<<<<

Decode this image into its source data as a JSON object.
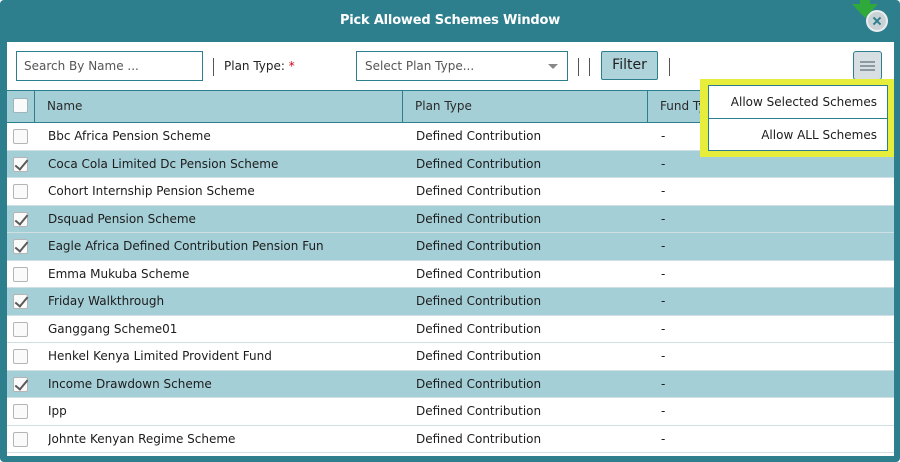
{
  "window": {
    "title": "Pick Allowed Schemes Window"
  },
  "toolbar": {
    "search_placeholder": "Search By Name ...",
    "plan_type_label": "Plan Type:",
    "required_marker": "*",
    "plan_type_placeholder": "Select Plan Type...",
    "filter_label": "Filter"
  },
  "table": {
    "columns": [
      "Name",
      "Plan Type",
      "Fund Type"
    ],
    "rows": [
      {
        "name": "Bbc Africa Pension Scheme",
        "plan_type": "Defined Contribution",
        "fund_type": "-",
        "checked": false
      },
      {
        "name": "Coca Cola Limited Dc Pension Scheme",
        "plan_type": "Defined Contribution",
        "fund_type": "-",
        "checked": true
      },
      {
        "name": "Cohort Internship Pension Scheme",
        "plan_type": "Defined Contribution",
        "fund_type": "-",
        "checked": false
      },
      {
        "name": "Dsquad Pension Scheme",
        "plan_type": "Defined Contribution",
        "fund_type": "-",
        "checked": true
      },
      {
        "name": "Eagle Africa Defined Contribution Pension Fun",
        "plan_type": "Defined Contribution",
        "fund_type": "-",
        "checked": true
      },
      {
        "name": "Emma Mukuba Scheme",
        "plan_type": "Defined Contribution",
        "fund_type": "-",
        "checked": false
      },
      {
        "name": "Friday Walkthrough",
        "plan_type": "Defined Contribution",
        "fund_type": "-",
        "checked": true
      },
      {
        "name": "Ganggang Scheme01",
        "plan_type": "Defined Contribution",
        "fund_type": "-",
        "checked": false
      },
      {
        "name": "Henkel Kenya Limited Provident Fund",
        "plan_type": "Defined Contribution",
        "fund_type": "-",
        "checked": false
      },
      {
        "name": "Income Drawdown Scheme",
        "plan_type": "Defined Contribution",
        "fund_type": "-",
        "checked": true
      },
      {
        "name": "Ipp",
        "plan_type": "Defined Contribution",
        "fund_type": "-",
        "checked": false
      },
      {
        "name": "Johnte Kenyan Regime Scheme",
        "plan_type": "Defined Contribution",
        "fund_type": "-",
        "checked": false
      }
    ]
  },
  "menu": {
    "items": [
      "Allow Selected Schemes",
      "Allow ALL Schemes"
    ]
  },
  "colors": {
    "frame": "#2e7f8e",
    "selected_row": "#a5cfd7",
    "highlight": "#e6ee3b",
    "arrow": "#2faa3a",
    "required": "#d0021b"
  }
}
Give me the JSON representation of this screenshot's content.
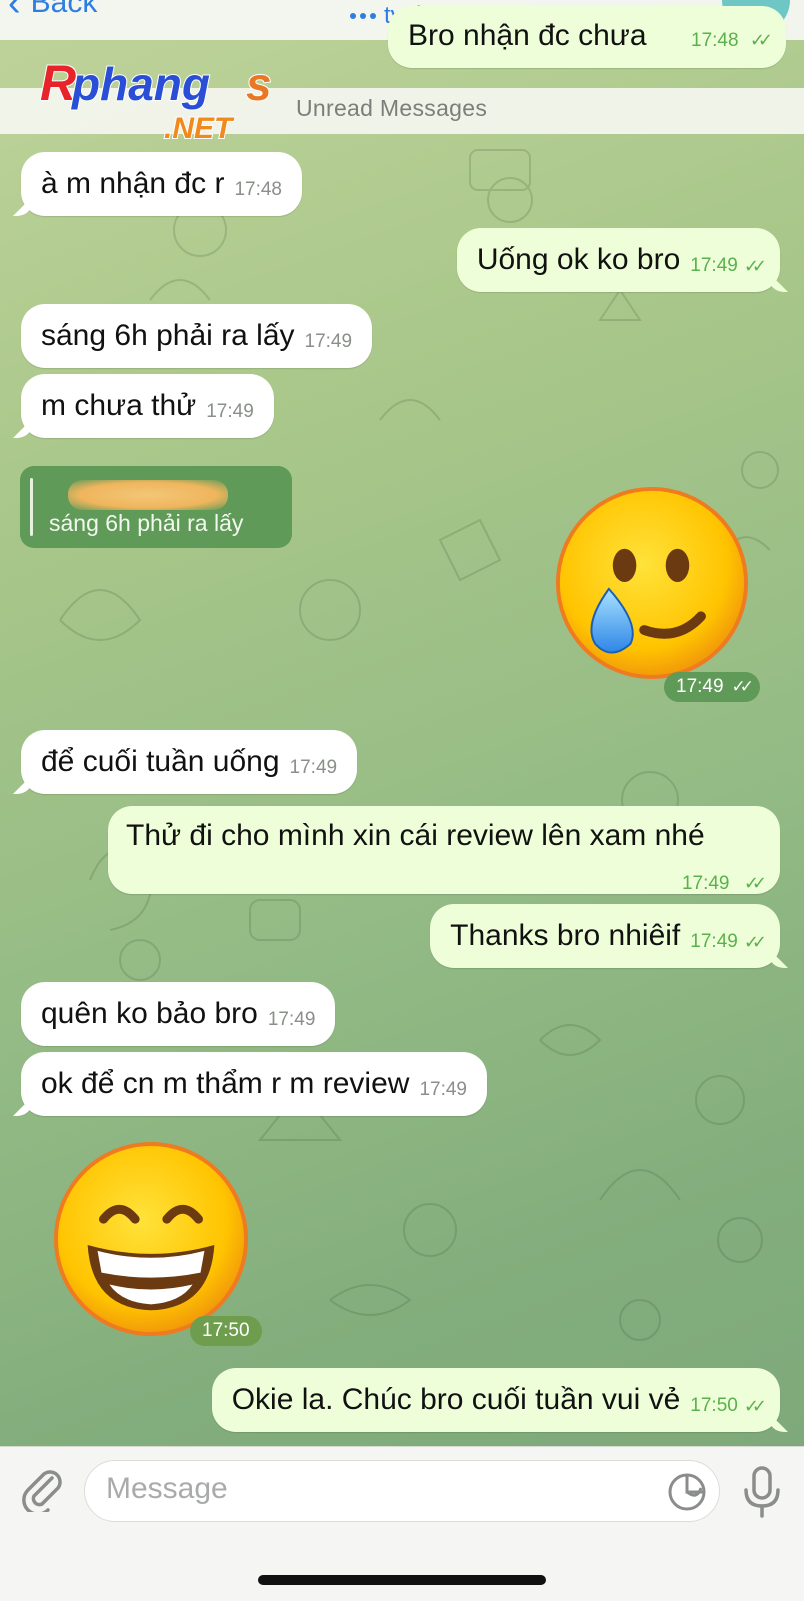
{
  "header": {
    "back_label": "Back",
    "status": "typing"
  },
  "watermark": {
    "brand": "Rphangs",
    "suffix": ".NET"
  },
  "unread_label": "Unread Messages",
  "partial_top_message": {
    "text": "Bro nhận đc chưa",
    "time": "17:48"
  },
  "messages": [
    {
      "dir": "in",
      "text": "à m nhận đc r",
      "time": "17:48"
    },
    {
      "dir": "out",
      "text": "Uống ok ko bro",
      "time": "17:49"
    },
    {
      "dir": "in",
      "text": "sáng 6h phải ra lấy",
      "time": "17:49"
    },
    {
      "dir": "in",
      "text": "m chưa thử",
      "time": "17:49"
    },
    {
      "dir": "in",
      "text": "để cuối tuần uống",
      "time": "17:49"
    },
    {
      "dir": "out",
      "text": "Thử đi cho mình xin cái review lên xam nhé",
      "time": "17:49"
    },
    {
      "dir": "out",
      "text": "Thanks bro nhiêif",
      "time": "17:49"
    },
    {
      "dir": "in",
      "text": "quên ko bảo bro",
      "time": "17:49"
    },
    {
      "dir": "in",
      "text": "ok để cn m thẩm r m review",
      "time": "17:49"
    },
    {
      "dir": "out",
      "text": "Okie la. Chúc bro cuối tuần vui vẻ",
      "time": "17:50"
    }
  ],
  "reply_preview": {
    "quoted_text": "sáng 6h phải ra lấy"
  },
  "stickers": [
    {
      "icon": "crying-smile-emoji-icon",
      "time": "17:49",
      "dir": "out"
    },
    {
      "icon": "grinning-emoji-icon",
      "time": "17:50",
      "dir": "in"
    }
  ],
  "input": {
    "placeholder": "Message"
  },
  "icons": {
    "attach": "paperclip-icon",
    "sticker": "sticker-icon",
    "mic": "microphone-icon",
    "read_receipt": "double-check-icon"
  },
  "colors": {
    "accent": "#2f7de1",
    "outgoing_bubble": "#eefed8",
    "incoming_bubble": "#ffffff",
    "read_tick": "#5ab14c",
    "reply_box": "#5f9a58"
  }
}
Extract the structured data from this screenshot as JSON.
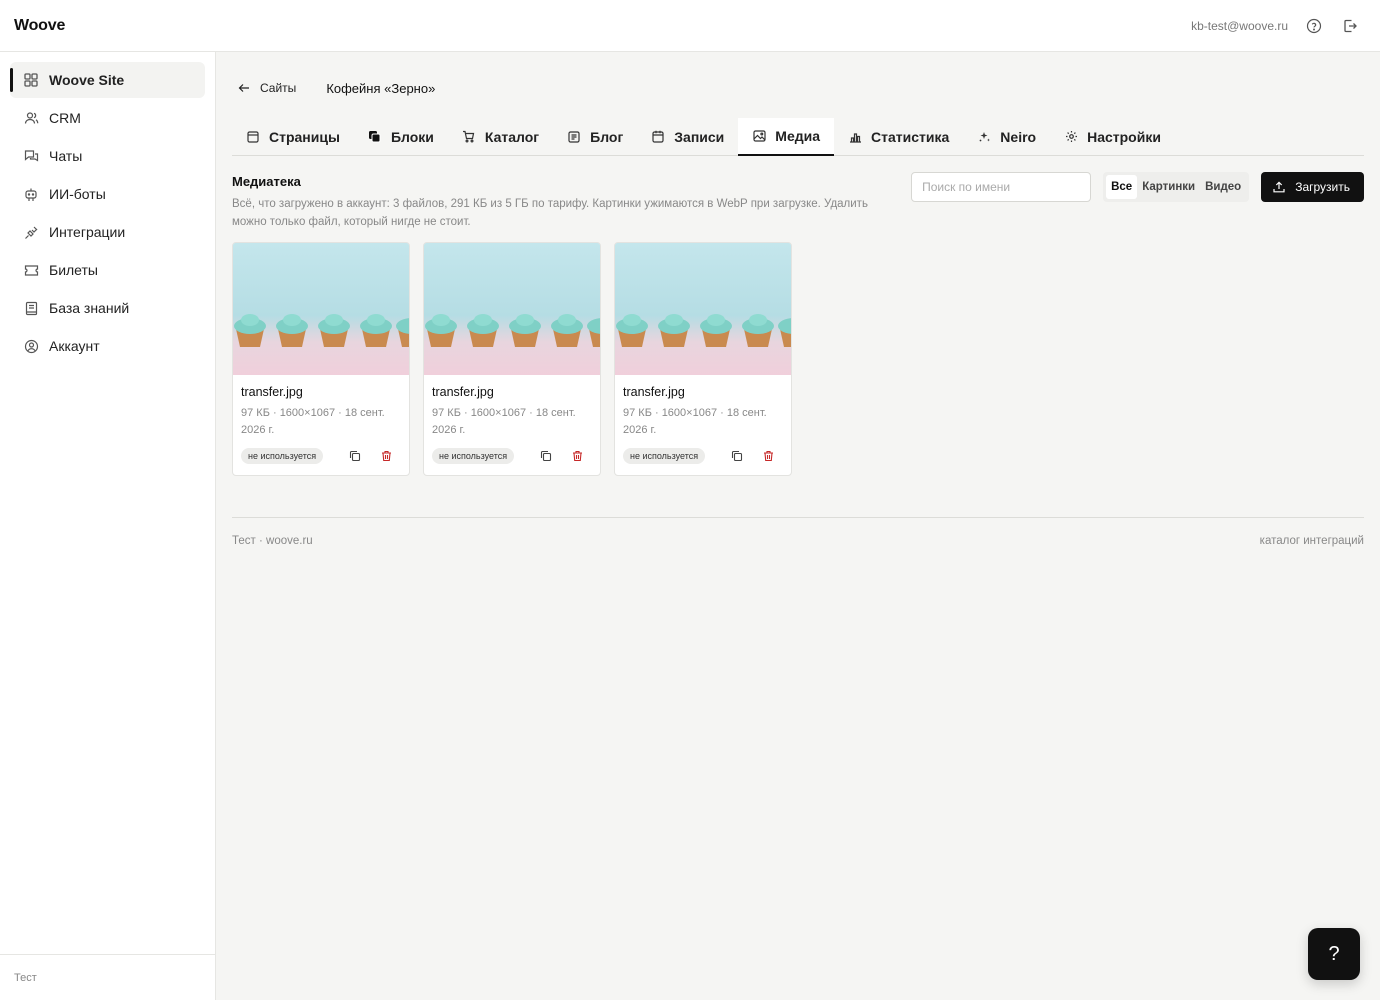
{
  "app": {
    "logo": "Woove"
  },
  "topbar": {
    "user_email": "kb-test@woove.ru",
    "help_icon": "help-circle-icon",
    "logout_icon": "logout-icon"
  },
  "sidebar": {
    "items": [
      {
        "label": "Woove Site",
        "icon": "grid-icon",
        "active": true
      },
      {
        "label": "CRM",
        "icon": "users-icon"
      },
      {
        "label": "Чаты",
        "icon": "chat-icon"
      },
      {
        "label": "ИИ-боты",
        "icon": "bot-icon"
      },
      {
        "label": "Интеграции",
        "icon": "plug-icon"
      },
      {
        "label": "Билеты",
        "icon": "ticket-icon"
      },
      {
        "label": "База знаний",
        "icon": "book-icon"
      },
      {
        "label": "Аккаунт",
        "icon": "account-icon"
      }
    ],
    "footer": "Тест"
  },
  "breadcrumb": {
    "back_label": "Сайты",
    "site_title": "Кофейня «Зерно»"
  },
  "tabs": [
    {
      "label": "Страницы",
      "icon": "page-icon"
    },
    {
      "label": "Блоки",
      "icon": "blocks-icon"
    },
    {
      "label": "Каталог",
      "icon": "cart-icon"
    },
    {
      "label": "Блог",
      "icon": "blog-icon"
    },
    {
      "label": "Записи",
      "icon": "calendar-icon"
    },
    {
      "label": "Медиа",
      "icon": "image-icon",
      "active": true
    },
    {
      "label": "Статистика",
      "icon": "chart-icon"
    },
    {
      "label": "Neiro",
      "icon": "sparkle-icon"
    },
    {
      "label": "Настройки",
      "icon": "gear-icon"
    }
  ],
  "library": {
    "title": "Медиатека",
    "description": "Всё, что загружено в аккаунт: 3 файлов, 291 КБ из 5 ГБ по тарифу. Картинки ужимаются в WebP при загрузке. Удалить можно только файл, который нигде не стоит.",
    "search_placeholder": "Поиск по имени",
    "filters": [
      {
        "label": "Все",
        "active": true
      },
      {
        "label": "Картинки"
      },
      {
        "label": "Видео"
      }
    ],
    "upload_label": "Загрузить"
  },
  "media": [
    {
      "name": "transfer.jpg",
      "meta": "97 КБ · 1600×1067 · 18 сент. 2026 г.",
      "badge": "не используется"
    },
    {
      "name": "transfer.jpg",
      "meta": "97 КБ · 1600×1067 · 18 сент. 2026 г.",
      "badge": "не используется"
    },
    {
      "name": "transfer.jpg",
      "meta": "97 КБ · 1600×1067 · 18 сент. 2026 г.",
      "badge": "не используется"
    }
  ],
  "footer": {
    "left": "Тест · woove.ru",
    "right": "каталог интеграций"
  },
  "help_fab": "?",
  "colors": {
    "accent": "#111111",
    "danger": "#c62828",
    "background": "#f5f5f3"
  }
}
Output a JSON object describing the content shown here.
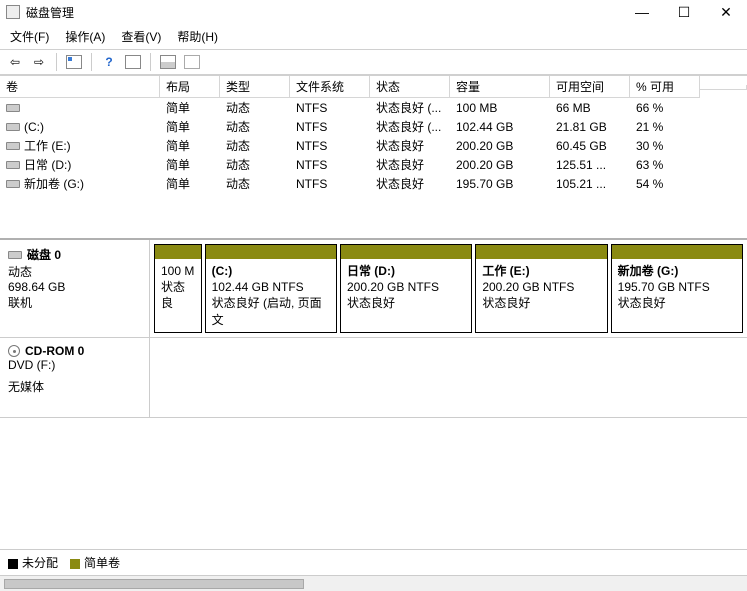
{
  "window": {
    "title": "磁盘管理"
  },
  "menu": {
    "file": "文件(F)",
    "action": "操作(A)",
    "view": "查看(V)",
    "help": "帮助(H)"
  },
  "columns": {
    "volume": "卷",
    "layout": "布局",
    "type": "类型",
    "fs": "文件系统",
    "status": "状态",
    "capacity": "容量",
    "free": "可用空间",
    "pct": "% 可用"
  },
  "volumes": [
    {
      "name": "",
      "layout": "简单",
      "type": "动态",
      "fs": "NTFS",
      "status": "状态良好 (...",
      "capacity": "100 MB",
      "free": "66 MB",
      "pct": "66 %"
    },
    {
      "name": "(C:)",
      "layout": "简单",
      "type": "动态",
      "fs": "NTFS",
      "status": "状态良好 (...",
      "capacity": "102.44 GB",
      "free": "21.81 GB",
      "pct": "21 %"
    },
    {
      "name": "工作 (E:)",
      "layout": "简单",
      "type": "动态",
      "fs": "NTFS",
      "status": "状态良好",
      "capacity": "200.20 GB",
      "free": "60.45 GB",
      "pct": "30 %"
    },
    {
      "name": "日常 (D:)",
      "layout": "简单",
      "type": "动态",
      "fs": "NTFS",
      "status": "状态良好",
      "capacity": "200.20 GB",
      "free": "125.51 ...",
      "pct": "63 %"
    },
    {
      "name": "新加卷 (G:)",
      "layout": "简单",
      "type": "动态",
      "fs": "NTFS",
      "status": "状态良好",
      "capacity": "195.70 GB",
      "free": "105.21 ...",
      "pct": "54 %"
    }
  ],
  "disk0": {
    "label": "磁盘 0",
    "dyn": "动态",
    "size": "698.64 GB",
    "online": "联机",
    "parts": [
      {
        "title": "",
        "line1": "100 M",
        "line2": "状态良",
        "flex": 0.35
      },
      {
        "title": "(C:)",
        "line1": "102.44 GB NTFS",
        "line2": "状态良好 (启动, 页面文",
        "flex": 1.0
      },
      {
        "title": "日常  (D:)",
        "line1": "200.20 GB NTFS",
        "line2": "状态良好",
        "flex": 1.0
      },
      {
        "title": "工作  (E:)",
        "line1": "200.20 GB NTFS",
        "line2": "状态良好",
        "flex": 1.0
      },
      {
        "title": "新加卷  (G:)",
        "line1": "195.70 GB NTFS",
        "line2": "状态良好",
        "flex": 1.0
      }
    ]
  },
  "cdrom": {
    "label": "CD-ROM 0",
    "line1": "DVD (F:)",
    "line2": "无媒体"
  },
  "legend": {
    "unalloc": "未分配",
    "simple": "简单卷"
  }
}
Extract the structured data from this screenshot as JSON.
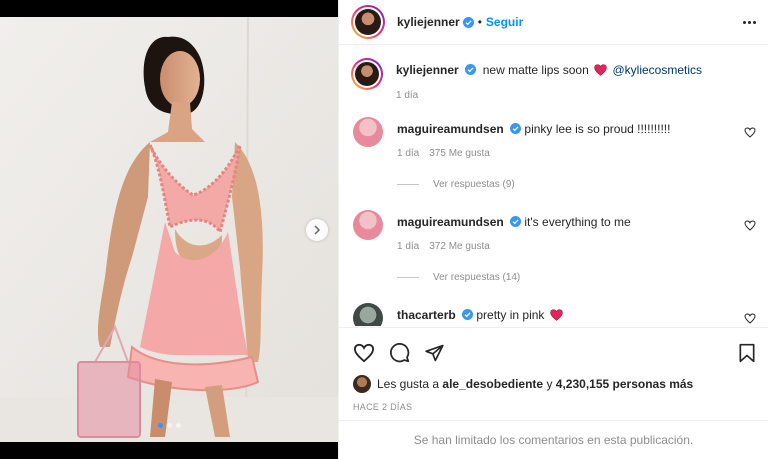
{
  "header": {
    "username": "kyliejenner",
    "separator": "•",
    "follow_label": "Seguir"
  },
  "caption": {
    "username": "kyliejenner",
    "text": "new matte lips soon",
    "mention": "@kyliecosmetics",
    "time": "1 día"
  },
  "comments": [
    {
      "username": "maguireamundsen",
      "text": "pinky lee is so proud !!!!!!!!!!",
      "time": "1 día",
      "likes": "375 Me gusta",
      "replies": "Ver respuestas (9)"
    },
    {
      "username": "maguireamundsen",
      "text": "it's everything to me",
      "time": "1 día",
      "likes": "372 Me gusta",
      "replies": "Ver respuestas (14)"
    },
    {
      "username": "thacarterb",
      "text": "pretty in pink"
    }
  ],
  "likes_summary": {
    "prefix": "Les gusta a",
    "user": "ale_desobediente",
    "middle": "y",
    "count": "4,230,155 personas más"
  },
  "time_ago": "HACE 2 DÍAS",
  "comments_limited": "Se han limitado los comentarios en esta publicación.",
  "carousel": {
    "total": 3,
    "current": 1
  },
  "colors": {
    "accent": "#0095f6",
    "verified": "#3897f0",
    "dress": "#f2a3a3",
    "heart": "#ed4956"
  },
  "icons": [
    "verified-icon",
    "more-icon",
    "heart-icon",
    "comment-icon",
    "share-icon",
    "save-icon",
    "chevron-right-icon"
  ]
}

>>>>

**AIM:** Look over the listing. Pull out every line with the string "JSON" in it.

**RESULT BELOW:**
Decode this image into its source data as a JSON object.
Give me the JSON representation of this screenshot's content.
Extract the structured data from this screenshot as JSON.
Output a JSON object describing the content shown here.
Extract the structured data from this screenshot as JSON.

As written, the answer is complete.